▶ **WHAT YOU HAVE TO DO**: Reproduce the material exactly, omitting nothing.

▶ **EXTRACTED RECORDS**:
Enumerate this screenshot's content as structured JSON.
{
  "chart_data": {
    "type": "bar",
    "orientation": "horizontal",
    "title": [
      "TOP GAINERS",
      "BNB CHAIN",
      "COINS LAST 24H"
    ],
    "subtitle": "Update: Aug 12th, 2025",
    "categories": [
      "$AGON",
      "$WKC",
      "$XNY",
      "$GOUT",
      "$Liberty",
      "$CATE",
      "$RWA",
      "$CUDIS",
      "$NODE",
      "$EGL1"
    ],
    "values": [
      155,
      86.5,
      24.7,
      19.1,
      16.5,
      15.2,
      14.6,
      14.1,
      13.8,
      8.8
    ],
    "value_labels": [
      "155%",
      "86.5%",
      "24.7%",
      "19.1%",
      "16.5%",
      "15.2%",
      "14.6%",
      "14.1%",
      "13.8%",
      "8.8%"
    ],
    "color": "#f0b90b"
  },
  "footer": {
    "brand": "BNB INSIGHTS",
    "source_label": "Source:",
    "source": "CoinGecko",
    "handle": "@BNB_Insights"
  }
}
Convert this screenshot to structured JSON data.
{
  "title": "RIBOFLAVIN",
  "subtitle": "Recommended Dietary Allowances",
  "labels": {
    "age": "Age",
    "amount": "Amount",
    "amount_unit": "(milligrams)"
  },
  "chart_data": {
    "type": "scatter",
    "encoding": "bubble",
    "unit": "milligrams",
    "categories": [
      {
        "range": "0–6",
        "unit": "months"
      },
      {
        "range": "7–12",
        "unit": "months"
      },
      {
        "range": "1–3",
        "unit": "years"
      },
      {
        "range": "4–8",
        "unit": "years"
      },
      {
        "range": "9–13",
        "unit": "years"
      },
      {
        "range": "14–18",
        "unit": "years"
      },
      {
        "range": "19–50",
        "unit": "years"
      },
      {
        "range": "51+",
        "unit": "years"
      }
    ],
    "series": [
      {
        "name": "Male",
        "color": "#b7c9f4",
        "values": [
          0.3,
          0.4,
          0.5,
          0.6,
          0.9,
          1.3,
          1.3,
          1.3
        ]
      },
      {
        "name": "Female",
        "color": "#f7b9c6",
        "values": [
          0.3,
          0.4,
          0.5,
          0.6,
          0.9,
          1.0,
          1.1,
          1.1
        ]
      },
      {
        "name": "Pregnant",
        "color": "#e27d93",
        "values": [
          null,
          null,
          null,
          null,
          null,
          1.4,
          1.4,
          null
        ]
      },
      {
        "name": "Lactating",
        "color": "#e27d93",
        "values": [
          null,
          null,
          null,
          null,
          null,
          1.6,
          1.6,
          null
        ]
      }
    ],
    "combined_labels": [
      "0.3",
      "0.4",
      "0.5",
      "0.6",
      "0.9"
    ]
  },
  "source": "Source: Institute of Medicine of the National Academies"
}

▶ **FULL ANSWER**:
Enumerate this screenshot's content as structured JSON.
{
  "chart_data": {
    "type": "bar",
    "orientation": "horizontal",
    "title": [
      "TOP GAINERS",
      "BNB CHAIN",
      "COINS LAST 24H"
    ],
    "subtitle": "Update: Aug 12th, 2025",
    "categories": [
      "$AGON",
      "$WKC",
      "$XNY",
      "$GOUT",
      "$Liberty",
      "$CATE",
      "$RWA",
      "$CUDIS",
      "$NODE",
      "$EGL1"
    ],
    "values": [
      155,
      86.5,
      24.7,
      19.1,
      16.5,
      15.2,
      14.6,
      14.1,
      13.8,
      8.8
    ],
    "value_labels": [
      "155%",
      "86.5%",
      "24.7%",
      "19.1%",
      "16.5%",
      "15.2%",
      "14.6%",
      "14.1%",
      "13.8%",
      "8.8%"
    ],
    "color": "#f0b90b"
  },
  "footer": {
    "brand": "BNB INSIGHTS",
    "source_label": "Source:",
    "source": "CoinGecko",
    "handle": "@BNB_Insights"
  }
}
Convert this screenshot to structured JSON data.
{
  "title": "RIBOFLAVIN",
  "subtitle": "Recommended Dietary Allowances",
  "labels": {
    "age": "Age",
    "amount": "Amount",
    "amount_unit": "(milligrams)"
  },
  "chart_data": {
    "type": "scatter",
    "encoding": "bubble",
    "unit": "milligrams",
    "categories": [
      {
        "range": "0–6",
        "unit": "months"
      },
      {
        "range": "7–12",
        "unit": "months"
      },
      {
        "range": "1–3",
        "unit": "years"
      },
      {
        "range": "4–8",
        "unit": "years"
      },
      {
        "range": "9–13",
        "unit": "years"
      },
      {
        "range": "14–18",
        "unit": "years"
      },
      {
        "range": "19–50",
        "unit": "years"
      },
      {
        "range": "51+",
        "unit": "years"
      }
    ],
    "series": [
      {
        "name": "Male",
        "color": "#b7c9f4",
        "values": [
          0.3,
          0.4,
          0.5,
          0.6,
          0.9,
          1.3,
          1.3,
          1.3
        ]
      },
      {
        "name": "Female",
        "color": "#f7b9c6",
        "values": [
          0.3,
          0.4,
          0.5,
          0.6,
          0.9,
          1.0,
          1.1,
          1.1
        ]
      },
      {
        "name": "Pregnant",
        "color": "#e27d93",
        "values": [
          null,
          null,
          null,
          null,
          null,
          1.4,
          1.4,
          null
        ]
      },
      {
        "name": "Lactating",
        "color": "#e27d93",
        "values": [
          null,
          null,
          null,
          null,
          null,
          1.6,
          1.6,
          null
        ]
      }
    ],
    "combined_labels": [
      "0.3",
      "0.4",
      "0.5",
      "0.6",
      "0.9"
    ]
  },
  "source": "Source: Institute of Medicine of the National Academies"
}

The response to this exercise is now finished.